The problem ::
Find every line in the records that contains the word "yilga", and copy each of those lines in full.

Data shown ::
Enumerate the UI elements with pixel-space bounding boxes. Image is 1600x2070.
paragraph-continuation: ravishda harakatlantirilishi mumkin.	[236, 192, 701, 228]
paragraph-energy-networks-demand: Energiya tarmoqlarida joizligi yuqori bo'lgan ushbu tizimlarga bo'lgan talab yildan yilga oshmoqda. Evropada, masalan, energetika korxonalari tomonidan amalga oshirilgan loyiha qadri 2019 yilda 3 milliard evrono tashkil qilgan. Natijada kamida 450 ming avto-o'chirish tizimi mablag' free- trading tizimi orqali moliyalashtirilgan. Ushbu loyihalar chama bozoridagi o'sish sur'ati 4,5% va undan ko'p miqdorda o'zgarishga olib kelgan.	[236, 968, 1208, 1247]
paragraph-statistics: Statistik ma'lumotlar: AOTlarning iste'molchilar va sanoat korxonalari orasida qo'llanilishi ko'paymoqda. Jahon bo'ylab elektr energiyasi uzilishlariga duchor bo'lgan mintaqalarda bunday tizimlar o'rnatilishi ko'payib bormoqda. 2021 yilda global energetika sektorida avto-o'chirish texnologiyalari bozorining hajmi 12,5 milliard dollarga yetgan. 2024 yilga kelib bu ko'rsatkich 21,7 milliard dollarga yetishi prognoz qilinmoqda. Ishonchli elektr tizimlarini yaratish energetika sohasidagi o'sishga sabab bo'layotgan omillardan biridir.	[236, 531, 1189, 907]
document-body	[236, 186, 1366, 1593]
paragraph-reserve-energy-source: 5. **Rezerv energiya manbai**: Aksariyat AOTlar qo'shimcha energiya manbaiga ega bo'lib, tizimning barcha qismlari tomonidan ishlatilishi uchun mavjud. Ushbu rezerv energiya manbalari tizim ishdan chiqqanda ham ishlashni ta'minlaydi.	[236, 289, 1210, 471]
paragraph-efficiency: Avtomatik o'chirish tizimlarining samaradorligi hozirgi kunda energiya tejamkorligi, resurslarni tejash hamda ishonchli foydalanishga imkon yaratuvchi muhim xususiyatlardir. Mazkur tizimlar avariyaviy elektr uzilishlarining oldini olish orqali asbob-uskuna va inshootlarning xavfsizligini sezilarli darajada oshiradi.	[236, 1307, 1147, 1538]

Answer to the task ::
paragraph-energy-networks-demand: Energiya tarmoqlarida joizligi yuqori bo'lgan ushbu tizimlarga bo'lgan talab yildan yilga oshmoqda. Evropada, masalan, energetika korxonalari tomonidan amalga oshirilgan loyiha qadri 2019 yilda 3 milliard evrono tashkil qilgan. Natijada kamida 450 ming avto-o'chirish tizimi mablag' free- trading tizimi orqali moliyalashtirilgan. Ushbu loyihalar chama bozoridagi o'sish sur'ati 4,5% va undan ko'p miqdorda o'zgarishga olib kelgan.	[236, 968, 1208, 1247]
paragraph-statistics: Statistik ma'lumotlar: AOTlarning iste'molchilar va sanoat korxonalari orasida qo'llanilishi ko'paymoqda. Jahon bo'ylab elektr energiyasi uzilishlariga duchor bo'lgan mintaqalarda bunday tizimlar o'rnatilishi ko'payib bormoqda. 2021 yilda global energetika sektorida avto-o'chirish texnologiyalari bozorining hajmi 12,5 milliard dollarga yetgan. 2024 yilga kelib bu ko'rsatkich 21,7 milliard dollarga yetishi prognoz qilinmoqda. Ishonchli elektr tizimlarini yaratish energetika sohasidagi o'sishga sabab bo'layotgan omillardan biridir.	[236, 531, 1189, 907]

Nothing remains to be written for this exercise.